* Work to do *
Exactly reproduce the lines that follow.
-- Start of Task data --
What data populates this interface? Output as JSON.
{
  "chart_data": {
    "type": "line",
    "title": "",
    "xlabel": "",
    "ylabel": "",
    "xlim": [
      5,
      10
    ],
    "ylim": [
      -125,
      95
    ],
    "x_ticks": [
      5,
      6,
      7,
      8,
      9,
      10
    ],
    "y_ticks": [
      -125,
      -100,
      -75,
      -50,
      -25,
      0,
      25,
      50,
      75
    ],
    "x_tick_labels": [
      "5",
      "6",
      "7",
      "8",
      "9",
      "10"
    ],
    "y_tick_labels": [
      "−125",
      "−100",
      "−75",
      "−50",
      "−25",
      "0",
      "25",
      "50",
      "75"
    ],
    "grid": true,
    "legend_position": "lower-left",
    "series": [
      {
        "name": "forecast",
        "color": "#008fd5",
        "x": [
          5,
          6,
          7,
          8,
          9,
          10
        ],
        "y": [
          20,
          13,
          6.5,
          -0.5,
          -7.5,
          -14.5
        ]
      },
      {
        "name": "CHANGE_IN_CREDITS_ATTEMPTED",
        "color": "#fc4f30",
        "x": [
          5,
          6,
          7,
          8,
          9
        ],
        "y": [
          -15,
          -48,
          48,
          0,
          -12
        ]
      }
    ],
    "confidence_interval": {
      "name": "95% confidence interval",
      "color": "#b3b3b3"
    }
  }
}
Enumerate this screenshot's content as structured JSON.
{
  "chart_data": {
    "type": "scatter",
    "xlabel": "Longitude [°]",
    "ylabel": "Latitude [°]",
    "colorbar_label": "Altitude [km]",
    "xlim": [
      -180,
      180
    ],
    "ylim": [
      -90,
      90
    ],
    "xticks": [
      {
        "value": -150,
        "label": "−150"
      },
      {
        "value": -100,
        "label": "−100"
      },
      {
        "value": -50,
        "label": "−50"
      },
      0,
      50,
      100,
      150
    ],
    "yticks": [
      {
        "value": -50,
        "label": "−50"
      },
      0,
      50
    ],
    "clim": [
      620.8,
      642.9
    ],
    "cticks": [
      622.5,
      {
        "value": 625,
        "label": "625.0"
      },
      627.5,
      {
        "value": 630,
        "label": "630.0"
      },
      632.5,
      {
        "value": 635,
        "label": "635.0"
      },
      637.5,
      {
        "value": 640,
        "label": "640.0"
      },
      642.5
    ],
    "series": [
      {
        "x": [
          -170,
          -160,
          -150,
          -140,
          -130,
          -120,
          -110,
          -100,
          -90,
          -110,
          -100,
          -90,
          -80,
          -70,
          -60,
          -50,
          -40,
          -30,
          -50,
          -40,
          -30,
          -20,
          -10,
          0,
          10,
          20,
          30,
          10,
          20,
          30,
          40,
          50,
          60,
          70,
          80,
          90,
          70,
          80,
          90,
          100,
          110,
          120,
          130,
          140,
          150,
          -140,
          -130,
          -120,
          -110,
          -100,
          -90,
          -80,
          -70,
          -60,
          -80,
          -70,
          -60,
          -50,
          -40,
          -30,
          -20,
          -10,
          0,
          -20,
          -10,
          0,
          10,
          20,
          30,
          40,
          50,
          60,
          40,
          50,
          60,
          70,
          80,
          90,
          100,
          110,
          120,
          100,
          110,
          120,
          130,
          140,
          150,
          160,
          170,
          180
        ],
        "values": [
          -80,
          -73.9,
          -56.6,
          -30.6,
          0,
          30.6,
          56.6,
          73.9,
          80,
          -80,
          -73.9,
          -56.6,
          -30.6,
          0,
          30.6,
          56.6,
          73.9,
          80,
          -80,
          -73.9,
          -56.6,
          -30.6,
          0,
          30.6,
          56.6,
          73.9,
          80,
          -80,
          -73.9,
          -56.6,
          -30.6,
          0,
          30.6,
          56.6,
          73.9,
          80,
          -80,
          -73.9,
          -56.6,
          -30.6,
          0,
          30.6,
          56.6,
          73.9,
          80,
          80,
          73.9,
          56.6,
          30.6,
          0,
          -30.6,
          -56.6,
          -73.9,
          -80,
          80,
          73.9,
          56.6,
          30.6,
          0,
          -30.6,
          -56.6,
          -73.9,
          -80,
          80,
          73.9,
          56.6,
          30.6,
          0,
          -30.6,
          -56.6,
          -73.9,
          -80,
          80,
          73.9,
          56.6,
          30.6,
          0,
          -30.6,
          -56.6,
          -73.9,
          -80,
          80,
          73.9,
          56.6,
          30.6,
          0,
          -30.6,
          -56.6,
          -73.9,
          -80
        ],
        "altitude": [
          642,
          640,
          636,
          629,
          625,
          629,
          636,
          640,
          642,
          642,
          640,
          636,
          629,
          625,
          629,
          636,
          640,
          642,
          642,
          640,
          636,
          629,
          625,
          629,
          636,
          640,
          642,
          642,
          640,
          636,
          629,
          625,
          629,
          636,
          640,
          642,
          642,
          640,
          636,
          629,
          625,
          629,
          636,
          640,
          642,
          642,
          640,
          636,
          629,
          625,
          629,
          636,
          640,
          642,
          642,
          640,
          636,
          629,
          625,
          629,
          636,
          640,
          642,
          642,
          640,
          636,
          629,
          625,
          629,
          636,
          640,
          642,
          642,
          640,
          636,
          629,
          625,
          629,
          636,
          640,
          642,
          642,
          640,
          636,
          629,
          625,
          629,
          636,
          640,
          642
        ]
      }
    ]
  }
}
-- End of Task data --
* Exercise solution *
What data populates this interface? Output as JSON.
{
  "chart_data": {
    "type": "line",
    "title": "",
    "xlabel": "",
    "ylabel": "",
    "xlim": [
      5,
      10
    ],
    "ylim": [
      -125,
      95
    ],
    "x_ticks": [
      5,
      6,
      7,
      8,
      9,
      10
    ],
    "y_ticks": [
      -125,
      -100,
      -75,
      -50,
      -25,
      0,
      25,
      50,
      75
    ],
    "x_tick_labels": [
      "5",
      "6",
      "7",
      "8",
      "9",
      "10"
    ],
    "y_tick_labels": [
      "−125",
      "−100",
      "−75",
      "−50",
      "−25",
      "0",
      "25",
      "50",
      "75"
    ],
    "grid": true,
    "legend_position": "lower-left",
    "series": [
      {
        "name": "forecast",
        "color": "#008fd5",
        "x": [
          5,
          6,
          7,
          8,
          9,
          10
        ],
        "y": [
          20,
          13,
          6.5,
          -0.5,
          -7.5,
          -14.5
        ]
      },
      {
        "name": "CHANGE_IN_CREDITS_ATTEMPTED",
        "color": "#fc4f30",
        "x": [
          5,
          6,
          7,
          8,
          9
        ],
        "y": [
          -15,
          -48,
          48,
          0,
          -12
        ]
      }
    ],
    "confidence_interval": {
      "name": "95% confidence interval",
      "color": "#b3b3b3"
    }
  }
}
Enumerate this screenshot's content as structured JSON.
{
  "chart_data": {
    "type": "scatter",
    "xlabel": "Longitude [°]",
    "ylabel": "Latitude [°]",
    "colorbar_label": "Altitude [km]",
    "xlim": [
      -180,
      180
    ],
    "ylim": [
      -90,
      90
    ],
    "xticks": [
      {
        "value": -150,
        "label": "−150"
      },
      {
        "value": -100,
        "label": "−100"
      },
      {
        "value": -50,
        "label": "−50"
      },
      0,
      50,
      100,
      150
    ],
    "yticks": [
      {
        "value": -50,
        "label": "−50"
      },
      0,
      50
    ],
    "clim": [
      620.8,
      642.9
    ],
    "cticks": [
      622.5,
      {
        "value": 625,
        "label": "625.0"
      },
      627.5,
      {
        "value": 630,
        "label": "630.0"
      },
      632.5,
      {
        "value": 635,
        "label": "635.0"
      },
      637.5,
      {
        "value": 640,
        "label": "640.0"
      },
      642.5
    ],
    "series": [
      {
        "x": [
          -170,
          -160,
          -150,
          -140,
          -130,
          -120,
          -110,
          -100,
          -90,
          -110,
          -100,
          -90,
          -80,
          -70,
          -60,
          -50,
          -40,
          -30,
          -50,
          -40,
          -30,
          -20,
          -10,
          0,
          10,
          20,
          30,
          10,
          20,
          30,
          40,
          50,
          60,
          70,
          80,
          90,
          70,
          80,
          90,
          100,
          110,
          120,
          130,
          140,
          150,
          -140,
          -130,
          -120,
          -110,
          -100,
          -90,
          -80,
          -70,
          -60,
          -80,
          -70,
          -60,
          -50,
          -40,
          -30,
          -20,
          -10,
          0,
          -20,
          -10,
          0,
          10,
          20,
          30,
          40,
          50,
          60,
          40,
          50,
          60,
          70,
          80,
          90,
          100,
          110,
          120,
          100,
          110,
          120,
          130,
          140,
          150,
          160,
          170,
          180
        ],
        "values": [
          -80,
          -73.9,
          -56.6,
          -30.6,
          0,
          30.6,
          56.6,
          73.9,
          80,
          -80,
          -73.9,
          -56.6,
          -30.6,
          0,
          30.6,
          56.6,
          73.9,
          80,
          -80,
          -73.9,
          -56.6,
          -30.6,
          0,
          30.6,
          56.6,
          73.9,
          80,
          -80,
          -73.9,
          -56.6,
          -30.6,
          0,
          30.6,
          56.6,
          73.9,
          80,
          -80,
          -73.9,
          -56.6,
          -30.6,
          0,
          30.6,
          56.6,
          73.9,
          80,
          80,
          73.9,
          56.6,
          30.6,
          0,
          -30.6,
          -56.6,
          -73.9,
          -80,
          80,
          73.9,
          56.6,
          30.6,
          0,
          -30.6,
          -56.6,
          -73.9,
          -80,
          80,
          73.9,
          56.6,
          30.6,
          0,
          -30.6,
          -56.6,
          -73.9,
          -80,
          80,
          73.9,
          56.6,
          30.6,
          0,
          -30.6,
          -56.6,
          -73.9,
          -80,
          80,
          73.9,
          56.6,
          30.6,
          0,
          -30.6,
          -56.6,
          -73.9,
          -80
        ],
        "altitude": [
          642,
          640,
          636,
          629,
          625,
          629,
          636,
          640,
          642,
          642,
          640,
          636,
          629,
          625,
          629,
          636,
          640,
          642,
          642,
          640,
          636,
          629,
          625,
          629,
          636,
          640,
          642,
          642,
          640,
          636,
          629,
          625,
          629,
          636,
          640,
          642,
          642,
          640,
          636,
          629,
          625,
          629,
          636,
          640,
          642,
          642,
          640,
          636,
          629,
          625,
          629,
          636,
          640,
          642,
          642,
          640,
          636,
          629,
          625,
          629,
          636,
          640,
          642,
          642,
          640,
          636,
          629,
          625,
          629,
          636,
          640,
          642,
          642,
          640,
          636,
          629,
          625,
          629,
          636,
          640,
          642,
          642,
          640,
          636,
          629,
          625,
          629,
          636,
          640,
          642
        ]
      }
    ]
  }
}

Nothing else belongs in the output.